**Exercise directions**
Return the listing below exactly, with the pictures dropped.

**Supplied information**

::::::::

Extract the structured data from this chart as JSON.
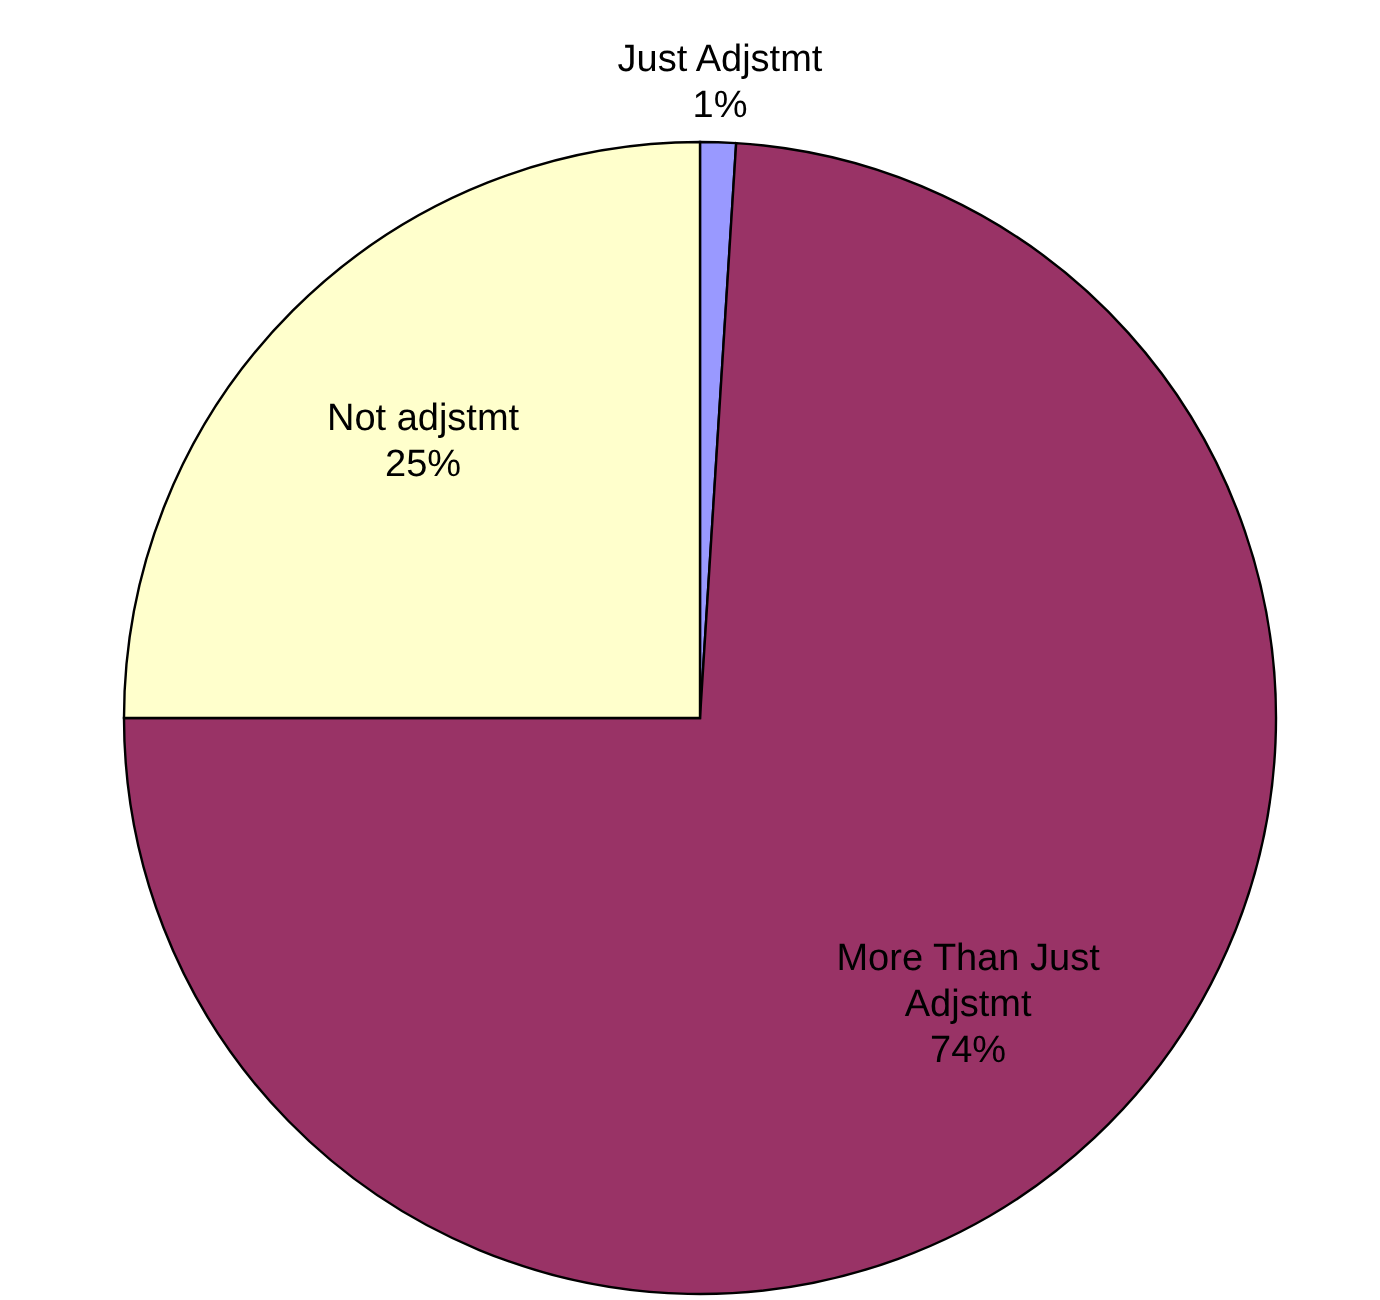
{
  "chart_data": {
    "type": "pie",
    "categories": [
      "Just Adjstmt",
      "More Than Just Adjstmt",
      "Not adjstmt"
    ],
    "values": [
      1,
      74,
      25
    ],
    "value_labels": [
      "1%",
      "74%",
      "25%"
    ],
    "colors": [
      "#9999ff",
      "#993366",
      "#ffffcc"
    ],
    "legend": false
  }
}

::::::::

**Solved exercise**
Extract the structured data from this chart as JSON.
{
  "chart_data": {
    "type": "pie",
    "categories": [
      "Just Adjstmt",
      "More Than Just Adjstmt",
      "Not adjstmt"
    ],
    "values": [
      1,
      74,
      25
    ],
    "value_labels": [
      "1%",
      "74%",
      "25%"
    ],
    "colors": [
      "#9999ff",
      "#993366",
      "#ffffcc"
    ],
    "legend": false
  }
}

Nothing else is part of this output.